- **SUPPLIED DATA**:
** Begin **

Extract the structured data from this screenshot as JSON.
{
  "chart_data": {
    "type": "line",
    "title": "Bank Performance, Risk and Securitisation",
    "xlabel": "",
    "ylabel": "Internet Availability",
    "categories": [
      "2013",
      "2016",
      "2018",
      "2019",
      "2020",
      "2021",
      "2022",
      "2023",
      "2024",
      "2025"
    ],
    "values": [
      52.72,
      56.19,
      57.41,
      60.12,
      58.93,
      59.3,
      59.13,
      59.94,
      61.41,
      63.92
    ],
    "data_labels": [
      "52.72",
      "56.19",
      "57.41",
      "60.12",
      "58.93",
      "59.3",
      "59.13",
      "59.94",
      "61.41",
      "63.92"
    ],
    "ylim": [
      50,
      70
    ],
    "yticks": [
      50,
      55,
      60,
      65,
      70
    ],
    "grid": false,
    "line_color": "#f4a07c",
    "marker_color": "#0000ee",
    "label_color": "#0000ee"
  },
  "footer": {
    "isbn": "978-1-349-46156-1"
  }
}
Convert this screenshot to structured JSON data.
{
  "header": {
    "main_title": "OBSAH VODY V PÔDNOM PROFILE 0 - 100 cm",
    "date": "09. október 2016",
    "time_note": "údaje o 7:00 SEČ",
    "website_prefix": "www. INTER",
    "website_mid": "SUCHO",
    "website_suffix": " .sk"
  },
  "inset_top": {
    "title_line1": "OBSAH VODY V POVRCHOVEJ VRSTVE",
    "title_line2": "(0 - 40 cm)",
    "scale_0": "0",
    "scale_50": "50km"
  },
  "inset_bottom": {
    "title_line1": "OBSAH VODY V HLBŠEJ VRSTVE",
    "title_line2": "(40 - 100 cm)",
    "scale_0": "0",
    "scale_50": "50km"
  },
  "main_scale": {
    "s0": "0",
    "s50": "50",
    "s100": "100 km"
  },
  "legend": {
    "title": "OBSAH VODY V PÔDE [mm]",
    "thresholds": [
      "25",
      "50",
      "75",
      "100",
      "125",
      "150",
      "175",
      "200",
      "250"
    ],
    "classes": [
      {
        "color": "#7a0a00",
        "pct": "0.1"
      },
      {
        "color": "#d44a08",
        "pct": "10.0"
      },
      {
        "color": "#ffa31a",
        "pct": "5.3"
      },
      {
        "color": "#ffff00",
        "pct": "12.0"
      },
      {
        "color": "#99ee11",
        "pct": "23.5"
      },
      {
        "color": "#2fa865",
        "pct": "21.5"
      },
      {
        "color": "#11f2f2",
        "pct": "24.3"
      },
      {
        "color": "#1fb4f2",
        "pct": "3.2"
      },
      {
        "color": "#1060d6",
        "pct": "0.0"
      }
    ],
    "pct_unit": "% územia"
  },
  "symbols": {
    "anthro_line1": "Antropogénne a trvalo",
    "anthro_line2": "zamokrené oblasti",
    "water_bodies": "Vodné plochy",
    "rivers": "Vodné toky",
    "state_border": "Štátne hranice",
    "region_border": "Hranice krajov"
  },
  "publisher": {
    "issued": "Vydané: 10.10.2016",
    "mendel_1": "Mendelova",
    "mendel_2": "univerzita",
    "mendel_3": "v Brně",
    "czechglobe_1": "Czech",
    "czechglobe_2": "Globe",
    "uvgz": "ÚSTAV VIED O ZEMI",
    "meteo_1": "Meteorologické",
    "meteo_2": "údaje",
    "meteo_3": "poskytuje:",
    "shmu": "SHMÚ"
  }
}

** End **

- **AIM OF THE EXERCISE**:
Count every line in the data that contains the word "structured", then give that count and nothing else.

- **OUTPUT**:
2